▶ [TASK REQUIREMENTS]:
List every line in the rows below that contains the word "AFTER".

Stored data:
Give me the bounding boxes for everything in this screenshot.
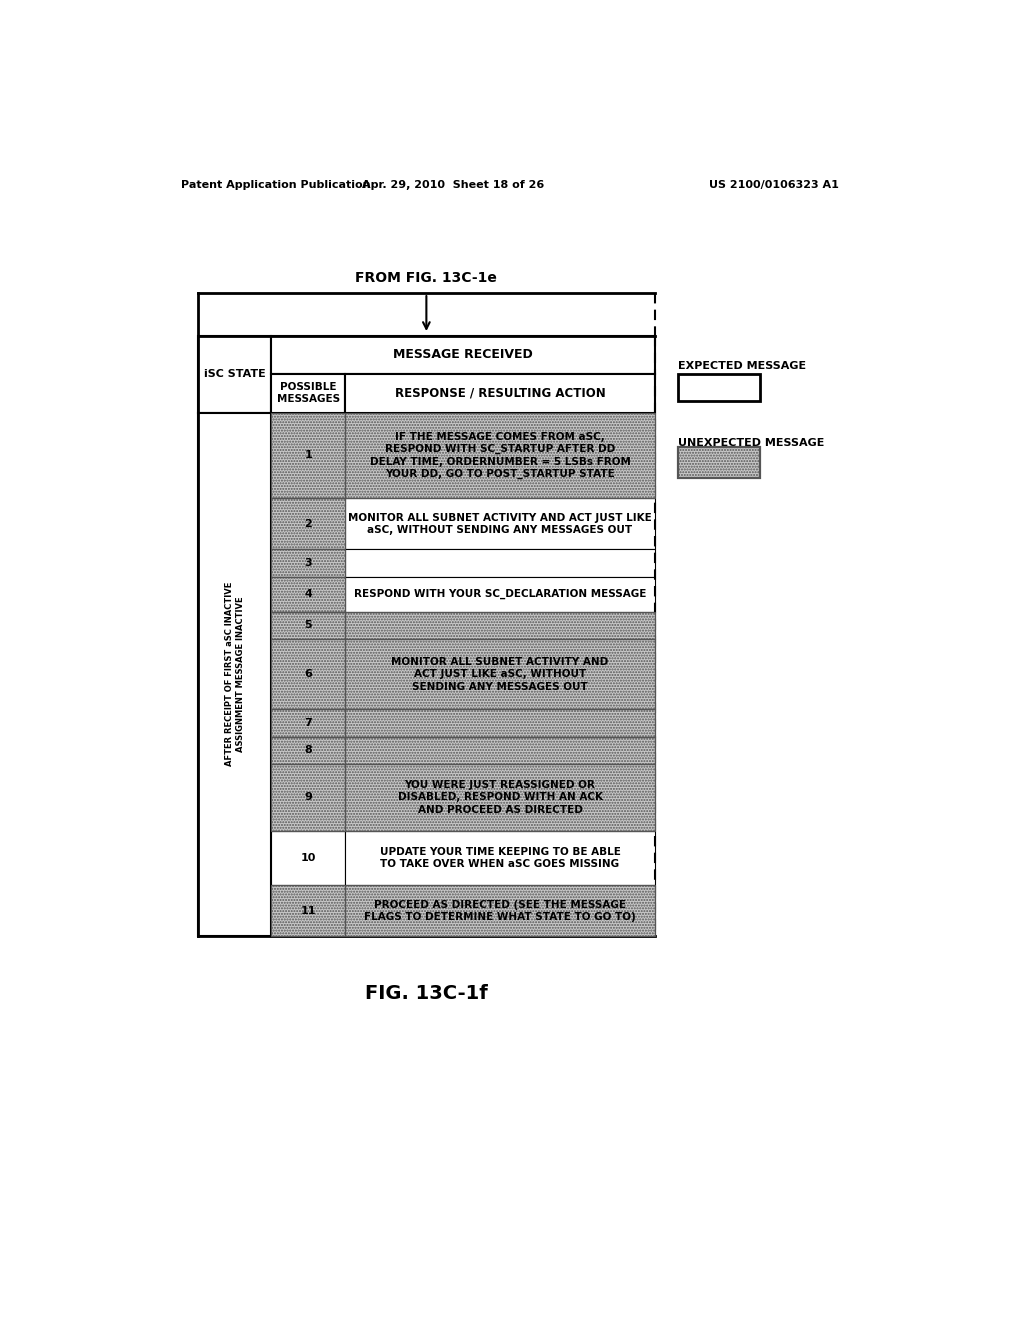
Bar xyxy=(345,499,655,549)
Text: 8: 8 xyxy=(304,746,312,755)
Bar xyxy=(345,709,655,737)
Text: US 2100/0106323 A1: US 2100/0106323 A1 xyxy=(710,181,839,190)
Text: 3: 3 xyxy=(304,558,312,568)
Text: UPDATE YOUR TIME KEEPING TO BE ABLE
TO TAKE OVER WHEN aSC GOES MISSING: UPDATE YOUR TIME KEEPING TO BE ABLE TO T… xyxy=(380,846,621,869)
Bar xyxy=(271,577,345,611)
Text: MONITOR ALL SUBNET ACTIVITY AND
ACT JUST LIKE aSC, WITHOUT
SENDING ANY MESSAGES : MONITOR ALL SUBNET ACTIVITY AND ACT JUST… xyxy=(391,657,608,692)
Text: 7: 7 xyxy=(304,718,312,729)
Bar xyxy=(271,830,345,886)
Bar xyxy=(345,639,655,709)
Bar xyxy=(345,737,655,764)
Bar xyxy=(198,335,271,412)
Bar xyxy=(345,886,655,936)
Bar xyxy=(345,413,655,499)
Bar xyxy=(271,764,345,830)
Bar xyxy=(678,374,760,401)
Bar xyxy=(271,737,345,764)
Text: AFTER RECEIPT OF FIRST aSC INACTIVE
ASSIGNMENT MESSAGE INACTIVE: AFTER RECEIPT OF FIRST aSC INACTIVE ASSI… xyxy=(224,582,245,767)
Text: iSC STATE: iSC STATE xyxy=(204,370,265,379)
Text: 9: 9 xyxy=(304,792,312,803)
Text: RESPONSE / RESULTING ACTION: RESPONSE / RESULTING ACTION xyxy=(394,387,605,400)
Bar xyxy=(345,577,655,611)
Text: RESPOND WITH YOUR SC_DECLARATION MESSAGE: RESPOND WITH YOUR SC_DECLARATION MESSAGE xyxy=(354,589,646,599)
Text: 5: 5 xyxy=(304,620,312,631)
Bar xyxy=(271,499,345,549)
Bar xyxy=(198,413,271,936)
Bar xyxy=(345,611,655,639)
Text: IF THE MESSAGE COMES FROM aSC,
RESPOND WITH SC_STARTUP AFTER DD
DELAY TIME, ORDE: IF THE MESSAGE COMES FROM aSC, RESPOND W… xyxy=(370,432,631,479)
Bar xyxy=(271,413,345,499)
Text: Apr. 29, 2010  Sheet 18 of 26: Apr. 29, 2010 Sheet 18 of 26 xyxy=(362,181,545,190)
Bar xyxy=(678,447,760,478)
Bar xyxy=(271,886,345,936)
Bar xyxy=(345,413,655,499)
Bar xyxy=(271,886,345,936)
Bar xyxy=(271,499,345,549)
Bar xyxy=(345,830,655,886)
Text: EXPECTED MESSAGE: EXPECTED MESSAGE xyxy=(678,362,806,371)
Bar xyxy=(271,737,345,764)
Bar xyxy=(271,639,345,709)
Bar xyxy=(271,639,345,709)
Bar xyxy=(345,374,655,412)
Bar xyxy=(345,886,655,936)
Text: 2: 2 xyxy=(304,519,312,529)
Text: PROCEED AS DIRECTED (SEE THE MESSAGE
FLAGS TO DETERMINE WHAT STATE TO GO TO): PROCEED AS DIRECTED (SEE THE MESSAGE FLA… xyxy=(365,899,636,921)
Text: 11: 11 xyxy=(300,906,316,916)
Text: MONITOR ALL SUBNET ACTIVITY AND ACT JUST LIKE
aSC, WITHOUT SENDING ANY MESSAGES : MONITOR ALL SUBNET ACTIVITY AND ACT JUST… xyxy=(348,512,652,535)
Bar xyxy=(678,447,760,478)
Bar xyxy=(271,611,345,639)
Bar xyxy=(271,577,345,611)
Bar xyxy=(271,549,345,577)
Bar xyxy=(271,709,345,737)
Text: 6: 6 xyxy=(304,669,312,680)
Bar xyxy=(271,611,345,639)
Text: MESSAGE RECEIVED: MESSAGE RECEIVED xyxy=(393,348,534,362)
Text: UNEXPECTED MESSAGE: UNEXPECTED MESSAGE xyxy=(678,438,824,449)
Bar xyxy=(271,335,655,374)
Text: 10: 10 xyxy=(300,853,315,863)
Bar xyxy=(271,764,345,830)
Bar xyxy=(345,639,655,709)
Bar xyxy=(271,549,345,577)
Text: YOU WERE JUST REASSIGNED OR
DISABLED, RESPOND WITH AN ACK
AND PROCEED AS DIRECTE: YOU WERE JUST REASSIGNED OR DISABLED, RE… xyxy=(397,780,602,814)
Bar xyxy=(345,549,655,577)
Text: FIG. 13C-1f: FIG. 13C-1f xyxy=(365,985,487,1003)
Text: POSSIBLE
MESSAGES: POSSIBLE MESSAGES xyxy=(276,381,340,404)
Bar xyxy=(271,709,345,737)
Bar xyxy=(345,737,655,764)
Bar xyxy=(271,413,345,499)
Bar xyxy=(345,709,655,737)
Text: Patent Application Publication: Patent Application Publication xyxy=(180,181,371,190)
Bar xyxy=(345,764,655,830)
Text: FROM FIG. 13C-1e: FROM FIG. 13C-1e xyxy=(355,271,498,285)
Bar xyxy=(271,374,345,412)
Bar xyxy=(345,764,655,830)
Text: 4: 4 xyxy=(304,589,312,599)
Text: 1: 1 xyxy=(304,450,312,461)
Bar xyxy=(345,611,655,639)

▶ [CORRECT OUTPUT]:
Text: AFTER RECEIPT OF FIRST aSC INACTIVE
ASSIGNMENT MESSAGE INACTIVE: AFTER RECEIPT OF FIRST aSC INACTIVE ASSI… xyxy=(224,582,245,767)
RESPOND WITH SC_STARTUP AFTER DD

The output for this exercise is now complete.